» **Records for this exercise**
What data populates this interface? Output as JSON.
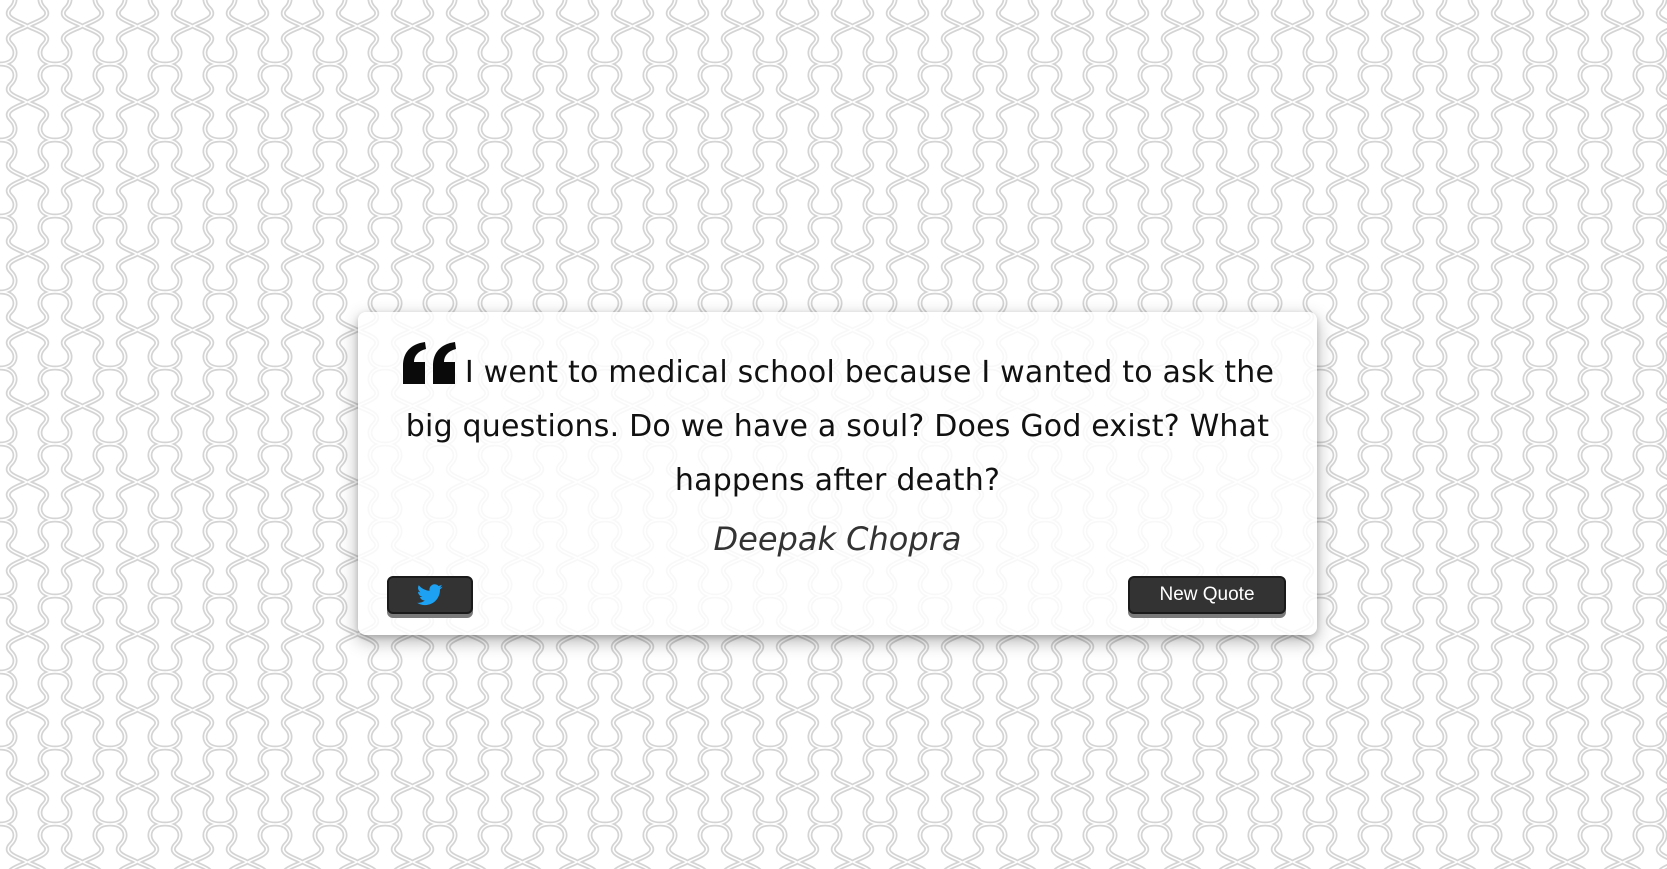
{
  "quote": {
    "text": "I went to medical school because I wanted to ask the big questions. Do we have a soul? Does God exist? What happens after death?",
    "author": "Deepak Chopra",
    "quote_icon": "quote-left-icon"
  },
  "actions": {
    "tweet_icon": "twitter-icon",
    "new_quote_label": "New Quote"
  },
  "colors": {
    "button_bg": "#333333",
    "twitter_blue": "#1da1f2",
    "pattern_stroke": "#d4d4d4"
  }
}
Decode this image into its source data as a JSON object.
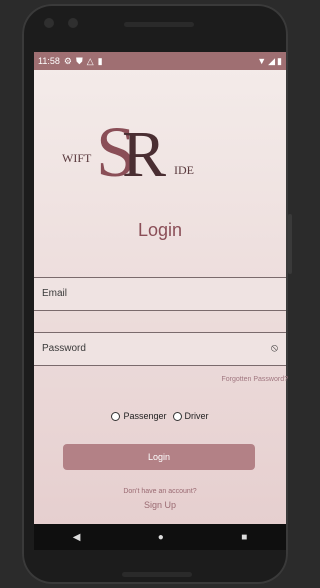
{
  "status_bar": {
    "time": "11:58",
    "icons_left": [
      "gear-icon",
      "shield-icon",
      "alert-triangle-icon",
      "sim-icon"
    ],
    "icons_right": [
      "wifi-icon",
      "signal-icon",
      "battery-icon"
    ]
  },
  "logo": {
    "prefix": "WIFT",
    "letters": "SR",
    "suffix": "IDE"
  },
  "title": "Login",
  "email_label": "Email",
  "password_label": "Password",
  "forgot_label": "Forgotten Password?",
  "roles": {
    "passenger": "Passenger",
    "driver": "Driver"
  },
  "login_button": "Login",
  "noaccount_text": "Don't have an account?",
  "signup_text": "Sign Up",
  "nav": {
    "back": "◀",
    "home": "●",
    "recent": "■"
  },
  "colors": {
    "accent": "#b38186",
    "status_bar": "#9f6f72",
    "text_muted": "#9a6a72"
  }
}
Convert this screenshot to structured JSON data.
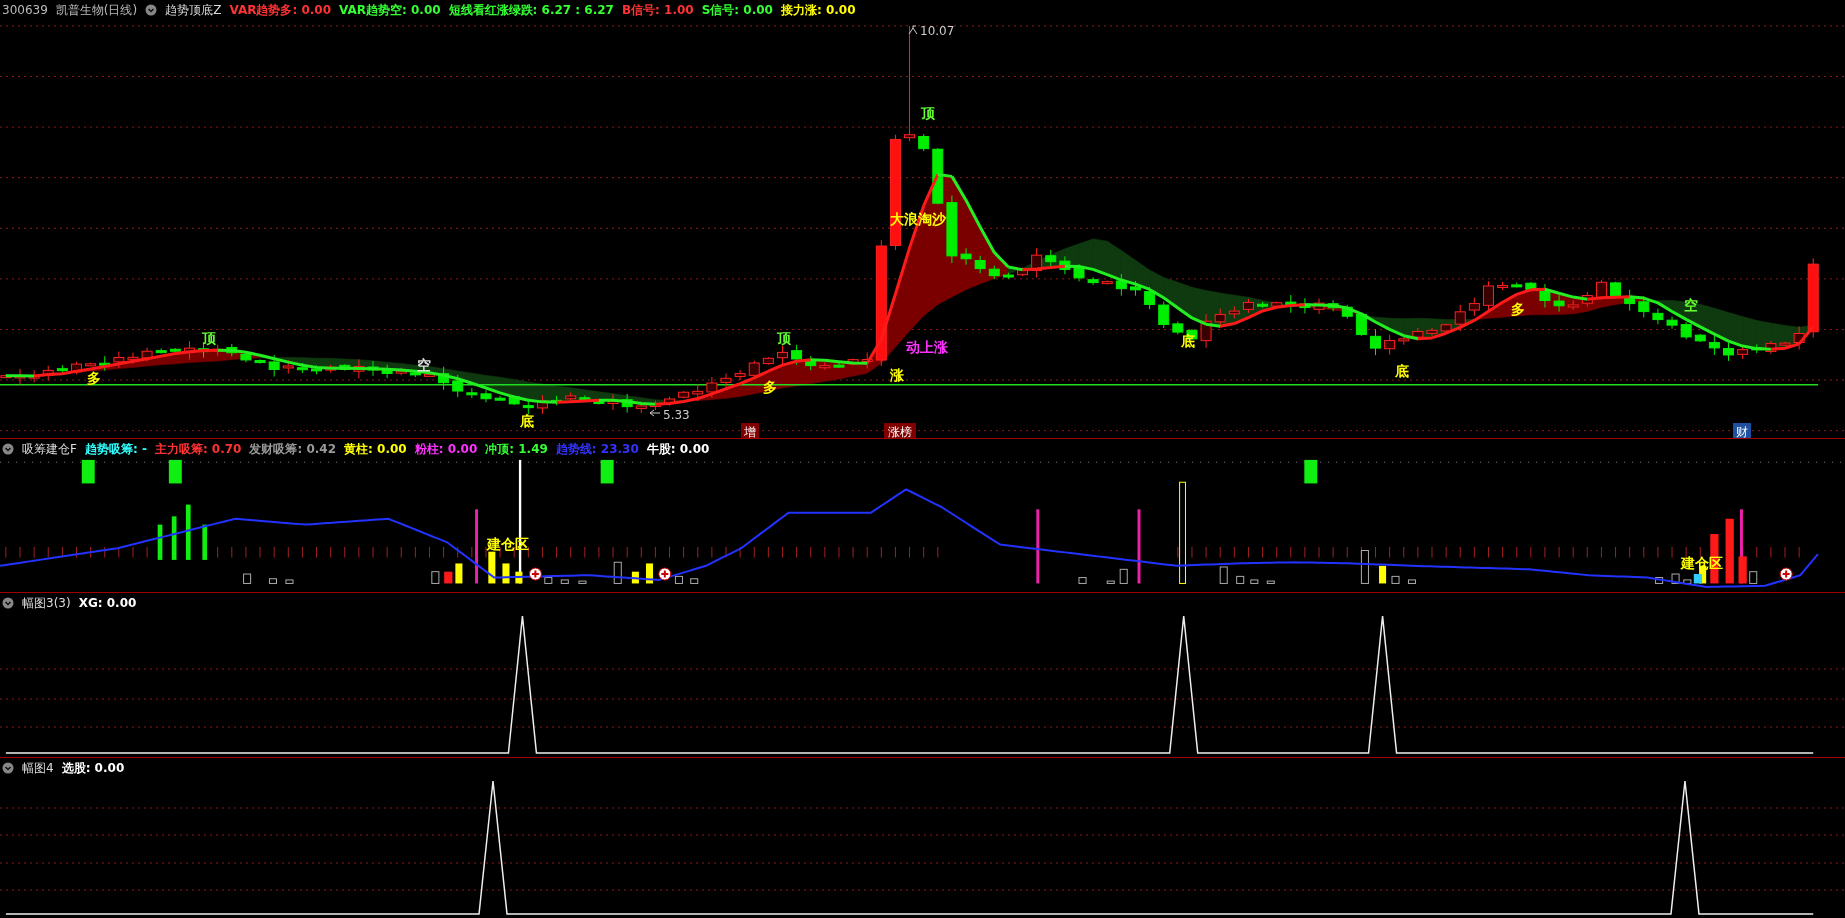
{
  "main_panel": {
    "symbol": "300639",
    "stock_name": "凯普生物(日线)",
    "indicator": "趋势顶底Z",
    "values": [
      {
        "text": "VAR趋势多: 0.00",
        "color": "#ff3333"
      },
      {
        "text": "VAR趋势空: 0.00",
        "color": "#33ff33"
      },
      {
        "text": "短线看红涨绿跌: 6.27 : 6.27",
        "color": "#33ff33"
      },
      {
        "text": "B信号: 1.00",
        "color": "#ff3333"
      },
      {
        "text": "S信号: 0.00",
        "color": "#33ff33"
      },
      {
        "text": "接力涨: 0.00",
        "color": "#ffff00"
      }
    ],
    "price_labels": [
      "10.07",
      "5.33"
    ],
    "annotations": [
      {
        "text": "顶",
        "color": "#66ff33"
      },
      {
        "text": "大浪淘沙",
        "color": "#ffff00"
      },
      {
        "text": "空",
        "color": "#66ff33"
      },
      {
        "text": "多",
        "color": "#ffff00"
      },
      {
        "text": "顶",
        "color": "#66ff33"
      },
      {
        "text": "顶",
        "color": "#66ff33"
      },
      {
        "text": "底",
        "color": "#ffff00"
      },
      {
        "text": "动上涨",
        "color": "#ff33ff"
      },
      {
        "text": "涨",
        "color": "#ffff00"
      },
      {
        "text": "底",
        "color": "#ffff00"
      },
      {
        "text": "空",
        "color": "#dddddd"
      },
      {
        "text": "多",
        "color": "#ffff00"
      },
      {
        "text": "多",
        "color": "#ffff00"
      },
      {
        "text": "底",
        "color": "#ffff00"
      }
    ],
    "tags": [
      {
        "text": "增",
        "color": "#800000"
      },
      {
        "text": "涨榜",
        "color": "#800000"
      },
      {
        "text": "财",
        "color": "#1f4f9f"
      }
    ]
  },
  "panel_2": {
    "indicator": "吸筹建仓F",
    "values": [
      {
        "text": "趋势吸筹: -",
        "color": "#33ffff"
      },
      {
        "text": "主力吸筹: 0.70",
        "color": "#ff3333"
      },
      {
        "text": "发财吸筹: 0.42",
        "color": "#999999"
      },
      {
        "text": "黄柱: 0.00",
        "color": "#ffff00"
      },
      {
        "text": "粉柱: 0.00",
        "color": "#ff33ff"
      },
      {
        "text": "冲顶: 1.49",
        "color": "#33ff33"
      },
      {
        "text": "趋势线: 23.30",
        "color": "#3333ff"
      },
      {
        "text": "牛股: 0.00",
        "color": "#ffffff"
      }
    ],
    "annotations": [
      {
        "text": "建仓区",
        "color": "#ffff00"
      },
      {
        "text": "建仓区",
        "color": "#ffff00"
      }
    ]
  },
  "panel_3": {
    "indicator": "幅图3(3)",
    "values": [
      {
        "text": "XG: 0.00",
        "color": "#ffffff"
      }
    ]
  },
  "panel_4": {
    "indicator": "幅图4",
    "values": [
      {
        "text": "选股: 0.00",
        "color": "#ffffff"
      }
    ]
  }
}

...

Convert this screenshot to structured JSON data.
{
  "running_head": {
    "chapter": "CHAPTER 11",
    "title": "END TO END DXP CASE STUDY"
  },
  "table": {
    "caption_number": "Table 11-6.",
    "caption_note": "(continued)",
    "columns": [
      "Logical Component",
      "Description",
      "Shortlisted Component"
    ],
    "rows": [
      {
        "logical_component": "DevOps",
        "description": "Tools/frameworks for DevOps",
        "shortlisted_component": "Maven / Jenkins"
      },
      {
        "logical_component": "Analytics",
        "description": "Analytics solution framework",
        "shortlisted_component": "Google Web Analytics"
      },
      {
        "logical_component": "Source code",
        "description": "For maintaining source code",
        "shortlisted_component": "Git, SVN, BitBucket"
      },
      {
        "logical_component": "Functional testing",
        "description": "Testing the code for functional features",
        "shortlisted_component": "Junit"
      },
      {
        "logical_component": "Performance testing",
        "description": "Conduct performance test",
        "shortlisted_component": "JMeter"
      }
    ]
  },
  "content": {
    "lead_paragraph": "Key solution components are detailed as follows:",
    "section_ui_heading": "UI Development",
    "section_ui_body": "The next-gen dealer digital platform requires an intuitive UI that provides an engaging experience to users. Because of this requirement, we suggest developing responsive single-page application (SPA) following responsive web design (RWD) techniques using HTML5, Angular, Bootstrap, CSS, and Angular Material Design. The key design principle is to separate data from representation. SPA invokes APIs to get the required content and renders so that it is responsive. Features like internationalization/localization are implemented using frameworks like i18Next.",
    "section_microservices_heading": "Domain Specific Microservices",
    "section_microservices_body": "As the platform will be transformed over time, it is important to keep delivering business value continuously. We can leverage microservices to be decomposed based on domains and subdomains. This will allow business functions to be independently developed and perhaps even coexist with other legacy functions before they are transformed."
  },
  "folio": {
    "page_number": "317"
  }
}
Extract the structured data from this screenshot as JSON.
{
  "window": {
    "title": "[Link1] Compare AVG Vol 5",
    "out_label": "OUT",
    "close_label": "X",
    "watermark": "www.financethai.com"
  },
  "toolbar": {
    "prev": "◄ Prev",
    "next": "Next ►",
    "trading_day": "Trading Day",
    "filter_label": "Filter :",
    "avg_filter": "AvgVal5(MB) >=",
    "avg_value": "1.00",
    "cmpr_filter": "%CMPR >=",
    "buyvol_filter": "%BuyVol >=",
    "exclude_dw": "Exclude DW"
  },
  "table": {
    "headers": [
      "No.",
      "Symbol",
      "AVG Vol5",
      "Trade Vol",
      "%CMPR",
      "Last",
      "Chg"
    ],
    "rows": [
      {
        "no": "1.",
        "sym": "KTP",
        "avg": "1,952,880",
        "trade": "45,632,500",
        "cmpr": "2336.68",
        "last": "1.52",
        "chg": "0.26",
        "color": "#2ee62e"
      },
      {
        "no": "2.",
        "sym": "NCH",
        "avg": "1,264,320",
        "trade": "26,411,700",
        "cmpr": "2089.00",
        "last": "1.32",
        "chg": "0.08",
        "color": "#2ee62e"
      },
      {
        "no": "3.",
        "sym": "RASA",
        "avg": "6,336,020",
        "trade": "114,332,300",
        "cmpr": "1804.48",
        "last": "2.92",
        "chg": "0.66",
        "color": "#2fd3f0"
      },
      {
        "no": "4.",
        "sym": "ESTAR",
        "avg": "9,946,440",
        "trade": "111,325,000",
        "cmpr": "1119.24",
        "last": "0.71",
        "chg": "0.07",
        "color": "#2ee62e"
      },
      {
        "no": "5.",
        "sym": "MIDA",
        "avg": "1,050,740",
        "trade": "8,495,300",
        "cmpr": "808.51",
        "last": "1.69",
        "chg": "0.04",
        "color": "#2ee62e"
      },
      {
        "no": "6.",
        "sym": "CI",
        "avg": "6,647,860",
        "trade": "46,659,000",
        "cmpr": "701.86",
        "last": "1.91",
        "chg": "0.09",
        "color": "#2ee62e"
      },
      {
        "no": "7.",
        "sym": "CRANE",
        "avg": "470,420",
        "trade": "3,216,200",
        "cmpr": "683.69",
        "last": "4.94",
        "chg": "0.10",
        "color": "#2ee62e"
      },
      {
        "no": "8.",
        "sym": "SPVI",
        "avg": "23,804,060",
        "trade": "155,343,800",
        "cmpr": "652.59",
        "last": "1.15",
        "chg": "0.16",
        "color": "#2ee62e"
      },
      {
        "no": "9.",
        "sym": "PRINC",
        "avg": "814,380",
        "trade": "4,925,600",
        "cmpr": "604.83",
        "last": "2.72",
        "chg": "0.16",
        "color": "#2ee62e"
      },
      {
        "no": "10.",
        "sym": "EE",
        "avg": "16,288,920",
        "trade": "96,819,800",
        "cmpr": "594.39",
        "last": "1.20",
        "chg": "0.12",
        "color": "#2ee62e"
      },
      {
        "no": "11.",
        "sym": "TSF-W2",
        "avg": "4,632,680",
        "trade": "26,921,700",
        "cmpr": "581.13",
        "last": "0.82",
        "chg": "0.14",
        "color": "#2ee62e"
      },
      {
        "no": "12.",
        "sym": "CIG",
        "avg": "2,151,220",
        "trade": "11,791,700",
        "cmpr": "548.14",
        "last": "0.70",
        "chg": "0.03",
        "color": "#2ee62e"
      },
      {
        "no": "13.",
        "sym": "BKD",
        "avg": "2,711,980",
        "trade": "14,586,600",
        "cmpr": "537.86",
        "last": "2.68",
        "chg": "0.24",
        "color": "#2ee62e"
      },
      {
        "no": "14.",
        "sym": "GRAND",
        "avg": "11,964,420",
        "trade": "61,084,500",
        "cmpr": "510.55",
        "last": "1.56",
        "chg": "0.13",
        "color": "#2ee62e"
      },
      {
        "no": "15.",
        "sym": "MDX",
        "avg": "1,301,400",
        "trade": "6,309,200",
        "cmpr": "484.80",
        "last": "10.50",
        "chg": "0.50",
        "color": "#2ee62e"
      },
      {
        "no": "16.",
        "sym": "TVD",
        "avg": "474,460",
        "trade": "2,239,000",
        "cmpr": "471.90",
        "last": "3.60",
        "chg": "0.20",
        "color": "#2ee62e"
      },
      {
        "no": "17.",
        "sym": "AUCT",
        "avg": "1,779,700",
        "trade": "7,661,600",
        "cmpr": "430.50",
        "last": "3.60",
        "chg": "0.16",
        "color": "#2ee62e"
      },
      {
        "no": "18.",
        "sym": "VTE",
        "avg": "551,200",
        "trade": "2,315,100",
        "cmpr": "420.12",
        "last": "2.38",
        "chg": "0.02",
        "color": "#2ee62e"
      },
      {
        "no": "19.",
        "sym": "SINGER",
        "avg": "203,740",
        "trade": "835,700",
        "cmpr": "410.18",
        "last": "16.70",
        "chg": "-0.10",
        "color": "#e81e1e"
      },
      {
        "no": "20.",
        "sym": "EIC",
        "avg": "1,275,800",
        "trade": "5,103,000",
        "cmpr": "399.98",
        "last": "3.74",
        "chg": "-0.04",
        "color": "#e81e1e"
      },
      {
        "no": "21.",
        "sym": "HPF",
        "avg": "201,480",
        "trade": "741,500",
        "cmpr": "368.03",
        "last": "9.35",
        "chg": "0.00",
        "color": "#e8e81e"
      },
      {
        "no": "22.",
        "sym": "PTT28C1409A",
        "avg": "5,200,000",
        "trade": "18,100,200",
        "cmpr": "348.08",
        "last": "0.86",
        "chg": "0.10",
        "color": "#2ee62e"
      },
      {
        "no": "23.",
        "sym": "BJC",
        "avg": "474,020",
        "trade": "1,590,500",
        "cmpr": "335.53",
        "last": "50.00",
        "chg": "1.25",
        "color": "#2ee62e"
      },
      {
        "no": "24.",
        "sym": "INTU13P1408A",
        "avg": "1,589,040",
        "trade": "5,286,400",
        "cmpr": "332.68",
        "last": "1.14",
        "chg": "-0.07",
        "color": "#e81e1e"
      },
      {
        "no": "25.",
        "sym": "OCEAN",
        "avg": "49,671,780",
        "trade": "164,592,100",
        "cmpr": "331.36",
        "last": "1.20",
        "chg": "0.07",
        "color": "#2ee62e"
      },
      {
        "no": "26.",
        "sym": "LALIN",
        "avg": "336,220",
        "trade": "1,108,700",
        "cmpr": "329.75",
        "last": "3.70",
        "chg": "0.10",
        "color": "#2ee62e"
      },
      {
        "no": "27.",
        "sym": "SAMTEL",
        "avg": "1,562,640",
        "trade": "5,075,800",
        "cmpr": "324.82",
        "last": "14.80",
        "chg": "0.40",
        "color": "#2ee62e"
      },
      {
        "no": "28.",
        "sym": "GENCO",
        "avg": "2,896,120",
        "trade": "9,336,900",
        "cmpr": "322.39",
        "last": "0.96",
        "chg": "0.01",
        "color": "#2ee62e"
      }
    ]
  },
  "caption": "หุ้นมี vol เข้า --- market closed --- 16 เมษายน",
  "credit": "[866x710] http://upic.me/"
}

...

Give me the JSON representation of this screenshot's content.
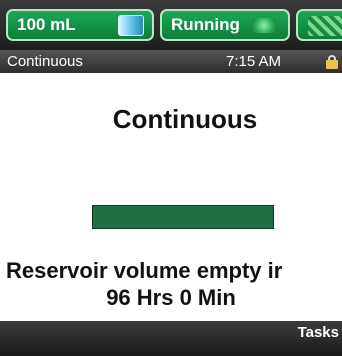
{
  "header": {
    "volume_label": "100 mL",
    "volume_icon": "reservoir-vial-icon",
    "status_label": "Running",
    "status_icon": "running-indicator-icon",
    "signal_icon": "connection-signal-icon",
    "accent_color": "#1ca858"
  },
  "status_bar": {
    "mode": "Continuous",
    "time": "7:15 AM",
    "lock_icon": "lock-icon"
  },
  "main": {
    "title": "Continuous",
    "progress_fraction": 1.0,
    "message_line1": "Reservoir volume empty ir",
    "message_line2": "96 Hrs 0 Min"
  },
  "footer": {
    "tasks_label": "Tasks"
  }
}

» **Instructions for the task**
Within the records above, how many lines include the word "time"? State the number by itself.

» **Solution to the exercise**
3